§ **Your task**
Your task is to reproduce the entries below word for word.

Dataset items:
════

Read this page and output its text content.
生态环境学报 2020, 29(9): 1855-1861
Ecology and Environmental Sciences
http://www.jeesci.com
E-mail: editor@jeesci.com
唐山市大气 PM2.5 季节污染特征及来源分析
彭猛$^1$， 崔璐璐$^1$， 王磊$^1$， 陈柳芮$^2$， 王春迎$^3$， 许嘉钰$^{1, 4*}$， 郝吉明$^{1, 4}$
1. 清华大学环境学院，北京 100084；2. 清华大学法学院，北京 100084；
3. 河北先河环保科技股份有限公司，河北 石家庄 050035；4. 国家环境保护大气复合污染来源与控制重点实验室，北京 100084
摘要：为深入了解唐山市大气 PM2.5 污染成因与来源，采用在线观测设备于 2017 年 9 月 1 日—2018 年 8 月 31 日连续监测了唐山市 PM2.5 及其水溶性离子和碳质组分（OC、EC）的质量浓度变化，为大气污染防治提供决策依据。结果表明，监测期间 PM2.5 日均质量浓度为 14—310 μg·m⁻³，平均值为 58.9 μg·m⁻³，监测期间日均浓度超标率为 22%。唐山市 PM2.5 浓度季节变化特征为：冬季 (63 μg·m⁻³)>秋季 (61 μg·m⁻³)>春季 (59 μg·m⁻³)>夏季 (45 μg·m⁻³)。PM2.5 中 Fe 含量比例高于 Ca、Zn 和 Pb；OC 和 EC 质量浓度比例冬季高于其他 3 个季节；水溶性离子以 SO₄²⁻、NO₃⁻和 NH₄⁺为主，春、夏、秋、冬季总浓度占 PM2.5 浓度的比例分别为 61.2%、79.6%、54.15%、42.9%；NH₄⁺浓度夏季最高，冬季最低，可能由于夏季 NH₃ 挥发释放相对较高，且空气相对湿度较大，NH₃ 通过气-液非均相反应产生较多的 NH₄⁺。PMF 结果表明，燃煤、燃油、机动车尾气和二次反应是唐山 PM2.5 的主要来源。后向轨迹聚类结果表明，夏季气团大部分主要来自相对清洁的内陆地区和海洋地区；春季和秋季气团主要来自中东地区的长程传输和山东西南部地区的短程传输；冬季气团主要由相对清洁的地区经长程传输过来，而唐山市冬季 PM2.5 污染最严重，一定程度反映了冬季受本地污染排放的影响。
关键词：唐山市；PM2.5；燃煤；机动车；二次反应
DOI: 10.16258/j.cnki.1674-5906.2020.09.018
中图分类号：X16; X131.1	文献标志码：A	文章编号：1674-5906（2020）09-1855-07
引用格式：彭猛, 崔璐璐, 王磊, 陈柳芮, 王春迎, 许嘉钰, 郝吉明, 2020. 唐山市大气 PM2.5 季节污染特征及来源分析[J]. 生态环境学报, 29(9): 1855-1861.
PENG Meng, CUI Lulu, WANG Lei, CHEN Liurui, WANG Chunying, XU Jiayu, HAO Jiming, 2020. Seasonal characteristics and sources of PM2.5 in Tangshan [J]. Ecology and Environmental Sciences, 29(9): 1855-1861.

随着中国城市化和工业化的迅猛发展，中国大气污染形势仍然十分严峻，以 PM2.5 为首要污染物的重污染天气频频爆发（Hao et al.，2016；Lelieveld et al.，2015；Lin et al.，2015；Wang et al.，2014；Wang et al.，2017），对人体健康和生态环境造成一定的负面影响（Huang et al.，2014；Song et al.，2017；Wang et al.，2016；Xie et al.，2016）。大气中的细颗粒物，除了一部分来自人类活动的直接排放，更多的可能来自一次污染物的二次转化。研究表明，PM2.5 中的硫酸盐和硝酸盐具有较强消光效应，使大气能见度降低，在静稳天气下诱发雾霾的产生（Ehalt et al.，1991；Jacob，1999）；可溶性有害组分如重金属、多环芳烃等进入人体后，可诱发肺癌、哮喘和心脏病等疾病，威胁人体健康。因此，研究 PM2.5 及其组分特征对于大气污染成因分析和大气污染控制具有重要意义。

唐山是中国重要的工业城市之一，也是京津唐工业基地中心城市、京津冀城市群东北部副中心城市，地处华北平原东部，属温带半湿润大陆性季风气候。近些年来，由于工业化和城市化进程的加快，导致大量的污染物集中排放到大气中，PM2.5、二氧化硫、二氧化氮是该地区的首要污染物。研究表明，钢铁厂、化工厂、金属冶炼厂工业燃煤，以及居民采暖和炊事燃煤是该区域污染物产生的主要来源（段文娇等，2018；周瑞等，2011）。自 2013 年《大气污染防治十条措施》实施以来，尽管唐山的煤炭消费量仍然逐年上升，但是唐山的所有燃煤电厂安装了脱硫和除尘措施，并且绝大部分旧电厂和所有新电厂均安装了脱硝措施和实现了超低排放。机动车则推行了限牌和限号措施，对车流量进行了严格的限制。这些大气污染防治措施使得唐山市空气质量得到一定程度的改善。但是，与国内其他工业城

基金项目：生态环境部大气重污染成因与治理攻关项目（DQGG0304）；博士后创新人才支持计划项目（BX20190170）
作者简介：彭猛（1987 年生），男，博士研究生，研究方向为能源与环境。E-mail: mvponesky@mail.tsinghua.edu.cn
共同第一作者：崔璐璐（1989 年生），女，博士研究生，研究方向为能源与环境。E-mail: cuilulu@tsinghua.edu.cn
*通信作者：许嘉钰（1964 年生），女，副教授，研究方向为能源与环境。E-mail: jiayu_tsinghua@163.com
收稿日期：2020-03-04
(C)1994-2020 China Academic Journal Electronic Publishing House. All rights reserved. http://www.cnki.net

════

§ **Exercise output**
Read this page and output its text content.
生态环境学报 2020, 29(9): 1855-1861
Ecology and Environmental Sciences
http://www.jeesci.com
E-mail: editor@jeesci.com
唐山市大气 PM2.5 季节污染特征及来源分析
彭猛$^1$， 崔璐璐$^1$， 王磊$^1$， 陈柳芮$^2$， 王春迎$^3$， 许嘉钰$^{1, 4*}$， 郝吉明$^{1, 4}$
1. 清华大学环境学院，北京 100084；2. 清华大学法学院，北京 100084；
3. 河北先河环保科技股份有限公司，河北 石家庄 050035；4. 国家环境保护大气复合污染来源与控制重点实验室，北京 100084
摘要：为深入了解唐山市大气 PM2.5 污染成因与来源，采用在线观测设备于 2017 年 9 月 1 日—2018 年 8 月 31 日连续监测了唐山市 PM2.5 及其水溶性离子和碳质组分（OC、EC）的质量浓度变化，为大气污染防治提供决策依据。结果表明，监测期间 PM2.5 日均质量浓度为 14—310 μg·m⁻³，平均值为 58.9 μg·m⁻³，监测期间日均浓度超标率为 22%。唐山市 PM2.5 浓度季节变化特征为：冬季 (63 μg·m⁻³)>秋季 (61 μg·m⁻³)>春季 (59 μg·m⁻³)>夏季 (45 μg·m⁻³)。PM2.5 中 Fe 含量比例高于 Ca、Zn 和 Pb；OC 和 EC 质量浓度比例冬季高于其他 3 个季节；水溶性离子以 SO₄²⁻、NO₃⁻和 NH₄⁺为主，春、夏、秋、冬季总浓度占 PM2.5 浓度的比例分别为 61.2%、79.6%、54.15%、42.9%；NH₄⁺浓度夏季最高，冬季最低，可能由于夏季 NH₃ 挥发释放相对较高，且空气相对湿度较大，NH₃ 通过气-液非均相反应产生较多的 NH₄⁺。PMF 结果表明，燃煤、燃油、机动车尾气和二次反应是唐山 PM2.5 的主要来源。后向轨迹聚类结果表明，夏季气团大部分主要来自相对清洁的内陆地区和海洋地区；春季和秋季气团主要来自中东地区的长程传输和山东西南部地区的短程传输；冬季气团主要由相对清洁的地区经长程传输过来，而唐山市冬季 PM2.5 污染最严重，一定程度反映了冬季受本地污染排放的影响。
关键词：唐山市；PM2.5；燃煤；机动车；二次反应
DOI: 10.16258/j.cnki.1674-5906.2020.09.018
中图分类号：X16; X131.1	文献标志码：A	文章编号：1674-5906（2020）09-1855-07
引用格式：彭猛, 崔璐璐, 王磊, 陈柳芮, 王春迎, 许嘉钰, 郝吉明, 2020. 唐山市大气 PM2.5 季节污染特征及来源分析[J]. 生态环境学报, 29(9): 1855-1861.
PENG Meng, CUI Lulu, WANG Lei, CHEN Liurui, WANG Chunying, XU Jiayu, HAO Jiming, 2020. Seasonal characteristics and sources of PM2.5 in Tangshan [J]. Ecology and Environmental Sciences, 29(9): 1855-1861.

随着中国城市化和工业化的迅猛发展，中国大气污染形势仍然十分严峻，以 PM2.5 为首要污染物的重污染天气频频爆发（Hao et al.，2016；Lelieveld et al.，2015；Lin et al.，2015；Wang et al.，2014；Wang et al.，2017），对人体健康和生态环境造成一定的负面影响（Huang et al.，2014；Song et al.，2017；Wang et al.，2016；Xie et al.，2016）。大气中的细颗粒物，除了一部分来自人类活动的直接排放，更多的可能来自一次污染物的二次转化。研究表明，PM2.5 中的硫酸盐和硝酸盐具有较强消光效应，使大气能见度降低，在静稳天气下诱发雾霾的产生（Ehalt et al.，1991；Jacob，1999）；可溶性有害组分如重金属、多环芳烃等进入人体后，可诱发肺癌、哮喘和心脏病等疾病，威胁人体健康。因此，研究 PM2.5 及其组分特征对于大气污染成因分析和大气污染控制具有重要意义。

唐山是中国重要的工业城市之一，也是京津唐工业基地中心城市、京津冀城市群东北部副中心城市，地处华北平原东部，属温带半湿润大陆性季风气候。近些年来，由于工业化和城市化进程的加快，导致大量的污染物集中排放到大气中，PM2.5、二氧化硫、二氧化氮是该地区的首要污染物。研究表明，钢铁厂、化工厂、金属冶炼厂工业燃煤，以及居民采暖和炊事燃煤是该区域污染物产生的主要来源（段文娇等，2018；周瑞等，2011）。自 2013 年《大气污染防治十条措施》实施以来，尽管唐山的煤炭消费量仍然逐年上升，但是唐山的所有燃煤电厂安装了脱硫和除尘措施，并且绝大部分旧电厂和所有新电厂均安装了脱硝措施和实现了超低排放。机动车则推行了限牌和限号措施，对车流量进行了严格的限制。这些大气污染防治措施使得唐山市空气质量得到一定程度的改善。但是，与国内其他工业城

基金项目：生态环境部大气重污染成因与治理攻关项目（DQGG0304）；博士后创新人才支持计划项目（BX20190170）
作者简介：彭猛（1987 年生），男，博士研究生，研究方向为能源与环境。E-mail: mvponesky@mail.tsinghua.edu.cn
共同第一作者：崔璐璐（1989 年生），女，博士研究生，研究方向为能源与环境。E-mail: cuilulu@tsinghua.edu.cn
*通信作者：许嘉钰（1964 年生），女，副教授，研究方向为能源与环境。E-mail: jiayu_tsinghua@163.com
收稿日期：2020-03-04
(C)1994-2020 China Academic Journal Electronic Publishing House. All rights reserved. http://www.cnki.net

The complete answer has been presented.